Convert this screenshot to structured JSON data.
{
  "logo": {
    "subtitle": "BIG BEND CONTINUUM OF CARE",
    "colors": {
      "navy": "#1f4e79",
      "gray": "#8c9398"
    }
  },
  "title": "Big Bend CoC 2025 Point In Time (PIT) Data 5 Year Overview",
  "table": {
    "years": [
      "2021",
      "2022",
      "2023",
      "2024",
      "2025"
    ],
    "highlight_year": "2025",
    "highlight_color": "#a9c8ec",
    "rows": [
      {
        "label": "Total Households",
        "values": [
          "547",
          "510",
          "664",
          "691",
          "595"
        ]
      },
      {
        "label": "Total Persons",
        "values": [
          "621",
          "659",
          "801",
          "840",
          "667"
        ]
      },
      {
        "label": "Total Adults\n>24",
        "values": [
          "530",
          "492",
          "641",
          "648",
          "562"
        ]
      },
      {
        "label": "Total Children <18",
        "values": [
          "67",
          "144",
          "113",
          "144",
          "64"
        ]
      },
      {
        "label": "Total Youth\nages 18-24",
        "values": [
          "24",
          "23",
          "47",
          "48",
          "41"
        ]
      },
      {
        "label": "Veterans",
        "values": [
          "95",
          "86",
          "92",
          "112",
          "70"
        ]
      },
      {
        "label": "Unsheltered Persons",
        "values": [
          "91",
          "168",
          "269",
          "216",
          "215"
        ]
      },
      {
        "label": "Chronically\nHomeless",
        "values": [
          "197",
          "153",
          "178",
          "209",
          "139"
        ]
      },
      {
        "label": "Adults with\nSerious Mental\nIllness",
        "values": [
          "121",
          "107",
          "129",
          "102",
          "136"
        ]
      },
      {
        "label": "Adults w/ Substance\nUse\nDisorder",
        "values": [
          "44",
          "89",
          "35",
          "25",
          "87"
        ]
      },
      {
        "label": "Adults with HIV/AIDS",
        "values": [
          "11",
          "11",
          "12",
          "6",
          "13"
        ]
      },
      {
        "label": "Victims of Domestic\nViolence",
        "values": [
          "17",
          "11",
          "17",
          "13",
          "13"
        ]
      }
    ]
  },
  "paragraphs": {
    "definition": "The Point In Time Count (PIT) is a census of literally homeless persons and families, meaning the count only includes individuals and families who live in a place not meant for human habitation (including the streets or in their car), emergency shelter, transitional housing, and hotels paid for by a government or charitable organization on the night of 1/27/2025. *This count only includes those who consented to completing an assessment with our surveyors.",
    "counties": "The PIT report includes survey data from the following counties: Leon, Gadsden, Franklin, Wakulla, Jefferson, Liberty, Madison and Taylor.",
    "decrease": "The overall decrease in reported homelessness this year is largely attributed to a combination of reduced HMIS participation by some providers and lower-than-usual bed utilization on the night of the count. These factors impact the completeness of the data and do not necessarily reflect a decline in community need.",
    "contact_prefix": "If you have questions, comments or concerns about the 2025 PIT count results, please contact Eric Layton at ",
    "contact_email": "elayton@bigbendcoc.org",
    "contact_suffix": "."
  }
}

------------------------

# The problem:
Extract every line above that contains the word "night".

# Result of the task:
    "definition": "The Point In Time Count (PIT) is a census of literally homeless persons and families, meaning the count only includes individuals and families who live in a place not meant for human habitation (including the streets or in their car), emergency shelter, transitional housing, and hotels paid for by a government or charitable organization on the night of 1/27/2025. *This count only includes those who consented to completing an assessment with our surveyors.",
    "decrease": "The overall decrease in reported homelessness this year is largely attributed to a combination of reduced HMIS participation by some providers and lower-than-usual bed utilization on the night of the count. These factors impact the completeness of the data and do not necessarily reflect a decline in community need.",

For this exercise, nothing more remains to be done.